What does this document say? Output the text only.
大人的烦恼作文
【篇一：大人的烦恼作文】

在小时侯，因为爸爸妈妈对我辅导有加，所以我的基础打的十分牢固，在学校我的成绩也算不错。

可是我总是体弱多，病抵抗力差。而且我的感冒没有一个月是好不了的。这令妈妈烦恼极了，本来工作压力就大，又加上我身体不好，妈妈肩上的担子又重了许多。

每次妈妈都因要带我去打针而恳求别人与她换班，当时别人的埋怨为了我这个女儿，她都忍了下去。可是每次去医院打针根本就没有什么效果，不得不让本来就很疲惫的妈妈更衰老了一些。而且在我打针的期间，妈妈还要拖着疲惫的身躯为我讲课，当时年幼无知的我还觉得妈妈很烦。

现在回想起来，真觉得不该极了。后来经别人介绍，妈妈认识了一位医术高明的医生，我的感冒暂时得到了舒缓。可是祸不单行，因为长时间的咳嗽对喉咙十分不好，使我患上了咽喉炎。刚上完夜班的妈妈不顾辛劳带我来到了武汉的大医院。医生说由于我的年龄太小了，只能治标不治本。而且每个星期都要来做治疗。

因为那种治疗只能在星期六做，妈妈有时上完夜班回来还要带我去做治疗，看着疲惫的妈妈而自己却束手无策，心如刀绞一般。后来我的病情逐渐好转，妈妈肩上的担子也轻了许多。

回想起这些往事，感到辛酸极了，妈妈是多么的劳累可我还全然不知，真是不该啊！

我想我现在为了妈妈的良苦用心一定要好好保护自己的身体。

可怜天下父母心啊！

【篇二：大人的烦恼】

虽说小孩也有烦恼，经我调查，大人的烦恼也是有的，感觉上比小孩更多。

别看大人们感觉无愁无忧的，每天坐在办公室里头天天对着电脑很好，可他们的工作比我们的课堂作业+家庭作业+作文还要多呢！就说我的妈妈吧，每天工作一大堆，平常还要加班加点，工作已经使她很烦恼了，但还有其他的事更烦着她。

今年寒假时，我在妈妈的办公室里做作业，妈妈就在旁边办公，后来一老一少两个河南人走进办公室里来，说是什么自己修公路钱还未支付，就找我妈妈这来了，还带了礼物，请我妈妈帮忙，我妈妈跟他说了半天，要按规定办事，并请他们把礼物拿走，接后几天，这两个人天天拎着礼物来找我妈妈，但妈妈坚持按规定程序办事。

--------------------------------------------------

__What is asked__. Output all of the data above without any alteration.

__Exercise response__.
What does this document say? Output the text only.
大人的烦恼作文
【篇一：大人的烦恼作文】

在小时侯，因为爸爸妈妈对我辅导有加，所以我的基础打的十分牢固，在学校我的成绩也算不错。

可是我总是体弱多，病抵抗力差。而且我的感冒没有一个月是好不了的。这令妈妈烦恼极了，本来工作压力就大，又加上我身体不好，妈妈肩上的担子又重了许多。

每次妈妈都因要带我去打针而恳求别人与她换班，当时别人的埋怨为了我这个女儿，她都忍了下去。可是每次去医院打针根本就没有什么效果，不得不让本来就很疲惫的妈妈更衰老了一些。而且在我打针的期间，妈妈还要拖着疲惫的身躯为我讲课，当时年幼无知的我还觉得妈妈很烦。

现在回想起来，真觉得不该极了。后来经别人介绍，妈妈认识了一位医术高明的医生，我的感冒暂时得到了舒缓。可是祸不单行，因为长时间的咳嗽对喉咙十分不好，使我患上了咽喉炎。刚上完夜班的妈妈不顾辛劳带我来到了武汉的大医院。医生说由于我的年龄太小了，只能治标不治本。而且每个星期都要来做治疗。

因为那种治疗只能在星期六做，妈妈有时上完夜班回来还要带我去做治疗，看着疲惫的妈妈而自己却束手无策，心如刀绞一般。后来我的病情逐渐好转，妈妈肩上的担子也轻了许多。

回想起这些往事，感到辛酸极了，妈妈是多么的劳累可我还全然不知，真是不该啊！

我想我现在为了妈妈的良苦用心一定要好好保护自己的身体。

可怜天下父母心啊！

【篇二：大人的烦恼】

虽说小孩也有烦恼，经我调查，大人的烦恼也是有的，感觉上比小孩更多。

别看大人们感觉无愁无忧的，每天坐在办公室里头天天对着电脑很好，可他们的工作比我们的课堂作业+家庭作业+作文还要多呢！就说我的妈妈吧，每天工作一大堆，平常还要加班加点，工作已经使她很烦恼了，但还有其他的事更烦着她。

今年寒假时，我在妈妈的办公室里做作业，妈妈就在旁边办公，后来一老一少两个河南人走进办公室里来，说是什么自己修公路钱还未支付，就找我妈妈这来了，还带了礼物，请我妈妈帮忙，我妈妈跟他说了半天，要按规定办事，并请他们把礼物拿走，接后几天，这两个人天天拎着礼物来找我妈妈，但妈妈坚持按规定程序办事。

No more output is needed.